== Given records ==

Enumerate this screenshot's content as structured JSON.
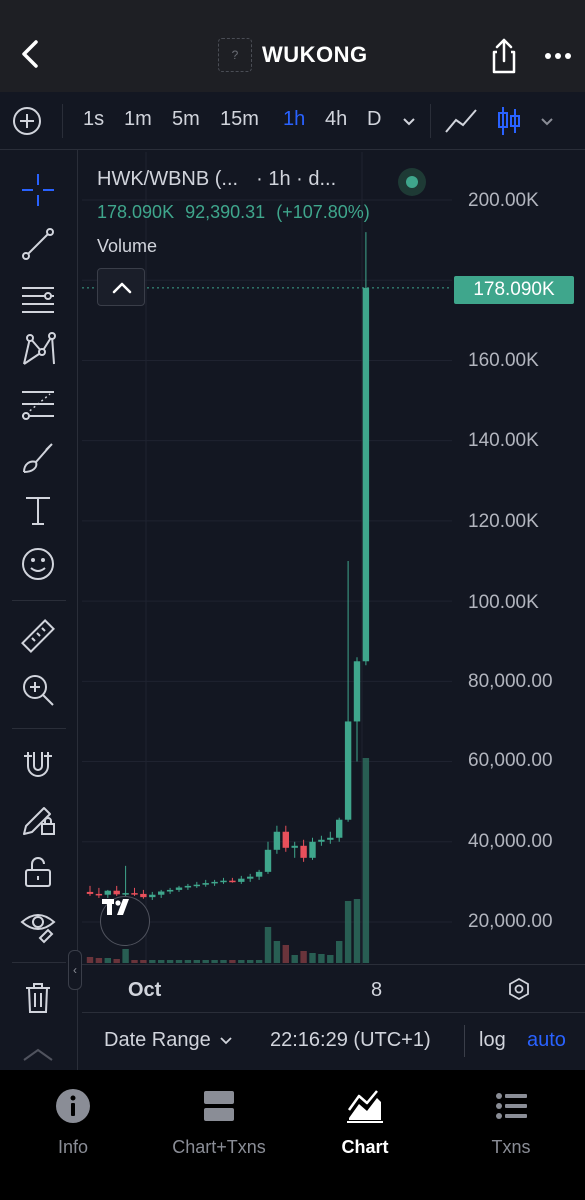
{
  "header": {
    "title": "WUKONG",
    "token_logo_placeholder": "?"
  },
  "toolbar": {
    "timeframes": [
      "1s",
      "1m",
      "5m",
      "15m",
      "1h",
      "4h",
      "D"
    ],
    "active_timeframe": "1h"
  },
  "legend": {
    "pair": "HWK/WBNB (...",
    "interval": "· 1h · d...",
    "price": "178.090K",
    "change_abs": "92,390.31",
    "change_pct": "(+107.80%)",
    "volume_label": "Volume"
  },
  "price_axis": {
    "labels": [
      "200.00K",
      "160.00K",
      "140.00K",
      "120.00K",
      "100.00K",
      "80,000.00",
      "60,000.00",
      "40,000.00",
      "20,000.00"
    ],
    "current_price_tag": "178.090K"
  },
  "time_axis": {
    "labels": [
      "Oct",
      "8"
    ]
  },
  "range_bar": {
    "date_range_label": "Date Range",
    "clock": "22:16:29 (UTC+1)",
    "log_label": "log",
    "auto_label": "auto"
  },
  "tabs": [
    {
      "label": "Info",
      "icon": "info-icon"
    },
    {
      "label": "Chart+Txns",
      "icon": "split-view-icon"
    },
    {
      "label": "Chart",
      "icon": "chart-area-icon",
      "active": true
    },
    {
      "label": "Txns",
      "icon": "list-icon"
    }
  ],
  "colors": {
    "up": "#3fa68c",
    "down": "#e8505b",
    "accent": "#2962ff",
    "background": "#131722"
  },
  "chart_data": {
    "type": "candlestick",
    "title": "HWK/WBNB",
    "y_range": [
      0,
      210000
    ],
    "candles": [
      {
        "o": 27500,
        "h": 29000,
        "l": 26500,
        "c": 27000
      },
      {
        "o": 27000,
        "h": 28500,
        "l": 26000,
        "c": 26800
      },
      {
        "o": 26800,
        "h": 28000,
        "l": 26000,
        "c": 27800
      },
      {
        "o": 27800,
        "h": 29000,
        "l": 26500,
        "c": 26900
      },
      {
        "o": 26900,
        "h": 34000,
        "l": 26000,
        "c": 27200
      },
      {
        "o": 27200,
        "h": 28500,
        "l": 26500,
        "c": 27000
      },
      {
        "o": 27000,
        "h": 28000,
        "l": 25800,
        "c": 26200
      },
      {
        "o": 26200,
        "h": 27500,
        "l": 25500,
        "c": 26800
      },
      {
        "o": 26800,
        "h": 28000,
        "l": 26000,
        "c": 27600
      },
      {
        "o": 27600,
        "h": 28500,
        "l": 27000,
        "c": 28000
      },
      {
        "o": 28000,
        "h": 29000,
        "l": 27500,
        "c": 28600
      },
      {
        "o": 28600,
        "h": 29500,
        "l": 28000,
        "c": 29000
      },
      {
        "o": 29000,
        "h": 30000,
        "l": 28500,
        "c": 29300
      },
      {
        "o": 29300,
        "h": 30500,
        "l": 28800,
        "c": 29700
      },
      {
        "o": 29700,
        "h": 30500,
        "l": 29000,
        "c": 30000
      },
      {
        "o": 30000,
        "h": 31000,
        "l": 29500,
        "c": 30300
      },
      {
        "o": 30300,
        "h": 31000,
        "l": 29800,
        "c": 30000
      },
      {
        "o": 30000,
        "h": 31500,
        "l": 29500,
        "c": 30800
      },
      {
        "o": 30800,
        "h": 32000,
        "l": 30000,
        "c": 31300
      },
      {
        "o": 31300,
        "h": 33000,
        "l": 30500,
        "c": 32500
      },
      {
        "o": 32500,
        "h": 40000,
        "l": 32000,
        "c": 38000
      },
      {
        "o": 38000,
        "h": 44000,
        "l": 37000,
        "c": 42500
      },
      {
        "o": 42500,
        "h": 44000,
        "l": 37500,
        "c": 38500
      },
      {
        "o": 38500,
        "h": 40000,
        "l": 36000,
        "c": 39000
      },
      {
        "o": 39000,
        "h": 40500,
        "l": 35000,
        "c": 36000
      },
      {
        "o": 36000,
        "h": 41000,
        "l": 35500,
        "c": 40000
      },
      {
        "o": 40000,
        "h": 41500,
        "l": 39000,
        "c": 40500
      },
      {
        "o": 40500,
        "h": 42500,
        "l": 39500,
        "c": 41000
      },
      {
        "o": 41000,
        "h": 46000,
        "l": 40000,
        "c": 45500
      },
      {
        "o": 45500,
        "h": 110000,
        "l": 45000,
        "c": 70000
      },
      {
        "o": 70000,
        "h": 86000,
        "l": 60000,
        "c": 85000
      },
      {
        "o": 85000,
        "h": 192000,
        "l": 84000,
        "c": 178090
      }
    ],
    "volume": [
      6,
      5,
      5,
      4,
      14,
      3,
      3,
      3,
      3,
      3,
      3,
      3,
      3,
      3,
      3,
      3,
      3,
      3,
      3,
      3,
      36,
      22,
      18,
      8,
      12,
      10,
      9,
      8,
      22,
      62,
      64,
      205
    ]
  }
}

===

The exercise — Repeat the full listing above exactly, with no pictures in the copy.

Written reply —
Enumerate this screenshot's content as structured JSON.
{
  "header": {
    "title": "WUKONG",
    "token_logo_placeholder": "?"
  },
  "toolbar": {
    "timeframes": [
      "1s",
      "1m",
      "5m",
      "15m",
      "1h",
      "4h",
      "D"
    ],
    "active_timeframe": "1h"
  },
  "legend": {
    "pair": "HWK/WBNB (...",
    "interval": "· 1h · d...",
    "price": "178.090K",
    "change_abs": "92,390.31",
    "change_pct": "(+107.80%)",
    "volume_label": "Volume"
  },
  "price_axis": {
    "labels": [
      "200.00K",
      "160.00K",
      "140.00K",
      "120.00K",
      "100.00K",
      "80,000.00",
      "60,000.00",
      "40,000.00",
      "20,000.00"
    ],
    "current_price_tag": "178.090K"
  },
  "time_axis": {
    "labels": [
      "Oct",
      "8"
    ]
  },
  "range_bar": {
    "date_range_label": "Date Range",
    "clock": "22:16:29 (UTC+1)",
    "log_label": "log",
    "auto_label": "auto"
  },
  "tabs": [
    {
      "label": "Info",
      "icon": "info-icon"
    },
    {
      "label": "Chart+Txns",
      "icon": "split-view-icon"
    },
    {
      "label": "Chart",
      "icon": "chart-area-icon",
      "active": true
    },
    {
      "label": "Txns",
      "icon": "list-icon"
    }
  ],
  "colors": {
    "up": "#3fa68c",
    "down": "#e8505b",
    "accent": "#2962ff",
    "background": "#131722"
  },
  "chart_data": {
    "type": "candlestick",
    "title": "HWK/WBNB",
    "y_range": [
      0,
      210000
    ],
    "candles": [
      {
        "o": 27500,
        "h": 29000,
        "l": 26500,
        "c": 27000
      },
      {
        "o": 27000,
        "h": 28500,
        "l": 26000,
        "c": 26800
      },
      {
        "o": 26800,
        "h": 28000,
        "l": 26000,
        "c": 27800
      },
      {
        "o": 27800,
        "h": 29000,
        "l": 26500,
        "c": 26900
      },
      {
        "o": 26900,
        "h": 34000,
        "l": 26000,
        "c": 27200
      },
      {
        "o": 27200,
        "h": 28500,
        "l": 26500,
        "c": 27000
      },
      {
        "o": 27000,
        "h": 28000,
        "l": 25800,
        "c": 26200
      },
      {
        "o": 26200,
        "h": 27500,
        "l": 25500,
        "c": 26800
      },
      {
        "o": 26800,
        "h": 28000,
        "l": 26000,
        "c": 27600
      },
      {
        "o": 27600,
        "h": 28500,
        "l": 27000,
        "c": 28000
      },
      {
        "o": 28000,
        "h": 29000,
        "l": 27500,
        "c": 28600
      },
      {
        "o": 28600,
        "h": 29500,
        "l": 28000,
        "c": 29000
      },
      {
        "o": 29000,
        "h": 30000,
        "l": 28500,
        "c": 29300
      },
      {
        "o": 29300,
        "h": 30500,
        "l": 28800,
        "c": 29700
      },
      {
        "o": 29700,
        "h": 30500,
        "l": 29000,
        "c": 30000
      },
      {
        "o": 30000,
        "h": 31000,
        "l": 29500,
        "c": 30300
      },
      {
        "o": 30300,
        "h": 31000,
        "l": 29800,
        "c": 30000
      },
      {
        "o": 30000,
        "h": 31500,
        "l": 29500,
        "c": 30800
      },
      {
        "o": 30800,
        "h": 32000,
        "l": 30000,
        "c": 31300
      },
      {
        "o": 31300,
        "h": 33000,
        "l": 30500,
        "c": 32500
      },
      {
        "o": 32500,
        "h": 40000,
        "l": 32000,
        "c": 38000
      },
      {
        "o": 38000,
        "h": 44000,
        "l": 37000,
        "c": 42500
      },
      {
        "o": 42500,
        "h": 44000,
        "l": 37500,
        "c": 38500
      },
      {
        "o": 38500,
        "h": 40000,
        "l": 36000,
        "c": 39000
      },
      {
        "o": 39000,
        "h": 40500,
        "l": 35000,
        "c": 36000
      },
      {
        "o": 36000,
        "h": 41000,
        "l": 35500,
        "c": 40000
      },
      {
        "o": 40000,
        "h": 41500,
        "l": 39000,
        "c": 40500
      },
      {
        "o": 40500,
        "h": 42500,
        "l": 39500,
        "c": 41000
      },
      {
        "o": 41000,
        "h": 46000,
        "l": 40000,
        "c": 45500
      },
      {
        "o": 45500,
        "h": 110000,
        "l": 45000,
        "c": 70000
      },
      {
        "o": 70000,
        "h": 86000,
        "l": 60000,
        "c": 85000
      },
      {
        "o": 85000,
        "h": 192000,
        "l": 84000,
        "c": 178090
      }
    ],
    "volume": [
      6,
      5,
      5,
      4,
      14,
      3,
      3,
      3,
      3,
      3,
      3,
      3,
      3,
      3,
      3,
      3,
      3,
      3,
      3,
      3,
      36,
      22,
      18,
      8,
      12,
      10,
      9,
      8,
      22,
      62,
      64,
      205
    ]
  }
}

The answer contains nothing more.